Goal =>
Extract every line from the items below word for word, changing nothing.

Listed records =>
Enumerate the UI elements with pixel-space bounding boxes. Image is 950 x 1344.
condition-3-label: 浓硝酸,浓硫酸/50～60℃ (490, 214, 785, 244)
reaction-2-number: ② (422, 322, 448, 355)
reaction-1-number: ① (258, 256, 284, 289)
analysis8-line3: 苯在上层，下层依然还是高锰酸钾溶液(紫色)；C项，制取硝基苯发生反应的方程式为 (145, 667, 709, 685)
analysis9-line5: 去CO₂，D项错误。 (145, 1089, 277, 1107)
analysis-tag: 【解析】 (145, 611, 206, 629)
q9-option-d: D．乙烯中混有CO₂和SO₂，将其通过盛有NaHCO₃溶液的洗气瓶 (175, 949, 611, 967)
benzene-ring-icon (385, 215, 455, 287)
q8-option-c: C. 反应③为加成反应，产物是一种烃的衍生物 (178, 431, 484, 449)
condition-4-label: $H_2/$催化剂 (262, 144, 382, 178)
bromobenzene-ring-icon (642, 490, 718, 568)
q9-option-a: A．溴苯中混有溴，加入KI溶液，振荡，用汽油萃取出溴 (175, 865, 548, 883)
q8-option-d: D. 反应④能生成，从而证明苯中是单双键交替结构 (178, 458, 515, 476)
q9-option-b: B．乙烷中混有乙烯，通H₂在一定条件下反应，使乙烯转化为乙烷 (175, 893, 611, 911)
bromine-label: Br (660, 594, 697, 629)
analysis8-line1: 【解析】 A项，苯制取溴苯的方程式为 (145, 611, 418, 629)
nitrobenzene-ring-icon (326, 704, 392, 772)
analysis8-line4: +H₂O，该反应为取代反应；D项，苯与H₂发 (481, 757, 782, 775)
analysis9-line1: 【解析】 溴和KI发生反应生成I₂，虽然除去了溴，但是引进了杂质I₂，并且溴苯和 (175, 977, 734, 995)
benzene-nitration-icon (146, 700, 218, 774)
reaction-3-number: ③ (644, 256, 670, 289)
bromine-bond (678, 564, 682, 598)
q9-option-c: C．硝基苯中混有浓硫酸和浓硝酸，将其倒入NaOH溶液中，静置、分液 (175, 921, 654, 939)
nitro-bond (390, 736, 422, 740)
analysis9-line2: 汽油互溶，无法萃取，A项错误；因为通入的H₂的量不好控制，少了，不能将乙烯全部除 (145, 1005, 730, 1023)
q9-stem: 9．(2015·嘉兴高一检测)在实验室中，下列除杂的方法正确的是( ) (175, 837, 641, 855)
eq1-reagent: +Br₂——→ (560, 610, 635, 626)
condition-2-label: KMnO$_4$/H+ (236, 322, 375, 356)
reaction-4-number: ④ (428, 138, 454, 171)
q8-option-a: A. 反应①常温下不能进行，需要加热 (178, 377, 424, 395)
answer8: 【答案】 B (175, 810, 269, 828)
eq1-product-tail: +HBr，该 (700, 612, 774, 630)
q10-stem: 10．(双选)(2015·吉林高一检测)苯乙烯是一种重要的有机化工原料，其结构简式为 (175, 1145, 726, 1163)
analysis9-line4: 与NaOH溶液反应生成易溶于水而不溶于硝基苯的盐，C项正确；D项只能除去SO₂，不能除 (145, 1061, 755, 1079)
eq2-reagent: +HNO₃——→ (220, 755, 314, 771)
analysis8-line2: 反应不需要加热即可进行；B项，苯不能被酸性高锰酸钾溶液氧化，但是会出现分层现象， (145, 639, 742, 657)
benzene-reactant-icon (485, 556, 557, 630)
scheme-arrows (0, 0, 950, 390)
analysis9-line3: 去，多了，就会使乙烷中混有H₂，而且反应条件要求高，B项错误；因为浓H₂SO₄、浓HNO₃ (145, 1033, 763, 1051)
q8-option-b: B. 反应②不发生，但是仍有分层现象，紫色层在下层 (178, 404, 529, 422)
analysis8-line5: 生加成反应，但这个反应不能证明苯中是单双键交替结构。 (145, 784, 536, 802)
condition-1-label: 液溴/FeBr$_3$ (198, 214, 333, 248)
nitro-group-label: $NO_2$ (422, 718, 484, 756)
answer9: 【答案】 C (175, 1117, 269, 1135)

Complete response =>
Enumerate the UI elements with pixel-space bounding boxes. Image is 950 x 1344.
condition-3-label: 浓硝酸,浓硫酸/50～60℃ (490, 214, 785, 244)
reaction-2-number: ② (422, 322, 448, 355)
reaction-1-number: ① (258, 256, 284, 289)
analysis8-line3: 苯在上层，下层依然还是高锰酸钾溶液(紫色)；C项，制取硝基苯发生反应的方程式为 (145, 667, 709, 685)
analysis9-line5: 去CO₂，D项错误。 (145, 1089, 277, 1107)
analysis-tag: 【解析】 (145, 611, 206, 629)
q9-option-d: D．乙烯中混有CO₂和SO₂，将其通过盛有NaHCO₃溶液的洗气瓶 (175, 949, 611, 967)
benzene-ring-icon (385, 215, 455, 287)
q8-option-c: C. 反应③为加成反应，产物是一种烃的衍生物 (178, 431, 484, 449)
condition-4-label: $H_2/$催化剂 (262, 144, 382, 178)
bromobenzene-ring-icon (642, 490, 718, 568)
q9-option-a: A．溴苯中混有溴，加入KI溶液，振荡，用汽油萃取出溴 (175, 865, 548, 883)
q8-option-d: D. 反应④能生成，从而证明苯中是单双键交替结构 (178, 458, 515, 476)
q9-option-b: B．乙烷中混有乙烯，通H₂在一定条件下反应，使乙烯转化为乙烷 (175, 893, 611, 911)
bromine-label: Br (660, 594, 697, 629)
analysis8-line1: 【解析】 A项，苯制取溴苯的方程式为 (145, 611, 418, 629)
nitrobenzene-ring-icon (326, 704, 392, 772)
analysis8-line4: +H₂O，该反应为取代反应；D项，苯与H₂发 (481, 757, 782, 775)
analysis9-line1: 【解析】 溴和KI发生反应生成I₂，虽然除去了溴，但是引进了杂质I₂，并且溴苯和 (175, 977, 734, 995)
benzene-nitration-icon (146, 700, 218, 774)
reaction-3-number: ③ (644, 256, 670, 289)
bromine-bond (678, 564, 682, 598)
q9-option-c: C．硝基苯中混有浓硫酸和浓硝酸，将其倒入NaOH溶液中，静置、分液 (175, 921, 654, 939)
nitro-bond (390, 736, 422, 740)
analysis9-line2: 汽油互溶，无法萃取，A项错误；因为通入的H₂的量不好控制，少了，不能将乙烯全部除 (145, 1005, 730, 1023)
q9-stem: 9．(2015·嘉兴高一检测)在实验室中，下列除杂的方法正确的是( ) (175, 837, 641, 855)
eq1-reagent: +Br₂——→ (560, 610, 635, 626)
condition-2-label: KMnO$_4$/H+ (236, 322, 375, 356)
reaction-4-number: ④ (428, 138, 454, 171)
q8-option-a: A. 反应①常温下不能进行，需要加热 (178, 377, 424, 395)
answer8: 【答案】 B (175, 810, 269, 828)
eq1-product-tail: +HBr，该 (700, 612, 774, 630)
q10-stem: 10．(双选)(2015·吉林高一检测)苯乙烯是一种重要的有机化工原料，其结构简式为 (175, 1145, 726, 1163)
analysis9-line4: 与NaOH溶液反应生成易溶于水而不溶于硝基苯的盐，C项正确；D项只能除去SO₂，不能除 (145, 1061, 755, 1079)
eq2-reagent: +HNO₃——→ (220, 755, 314, 771)
analysis8-line2: 反应不需要加热即可进行；B项，苯不能被酸性高锰酸钾溶液氧化，但是会出现分层现象， (145, 639, 742, 657)
benzene-reactant-icon (485, 556, 557, 630)
scheme-arrows (0, 0, 950, 390)
analysis9-line3: 去，多了，就会使乙烷中混有H₂，而且反应条件要求高，B项错误；因为浓H₂SO₄、浓HNO₃ (145, 1033, 763, 1051)
q8-option-b: B. 反应②不发生，但是仍有分层现象，紫色层在下层 (178, 404, 529, 422)
analysis8-line5: 生加成反应，但这个反应不能证明苯中是单双键交替结构。 (145, 784, 536, 802)
condition-1-label: 液溴/FeBr$_3$ (198, 214, 333, 248)
nitro-group-label: $NO_2$ (422, 718, 484, 756)
answer9: 【答案】 C (175, 1117, 269, 1135)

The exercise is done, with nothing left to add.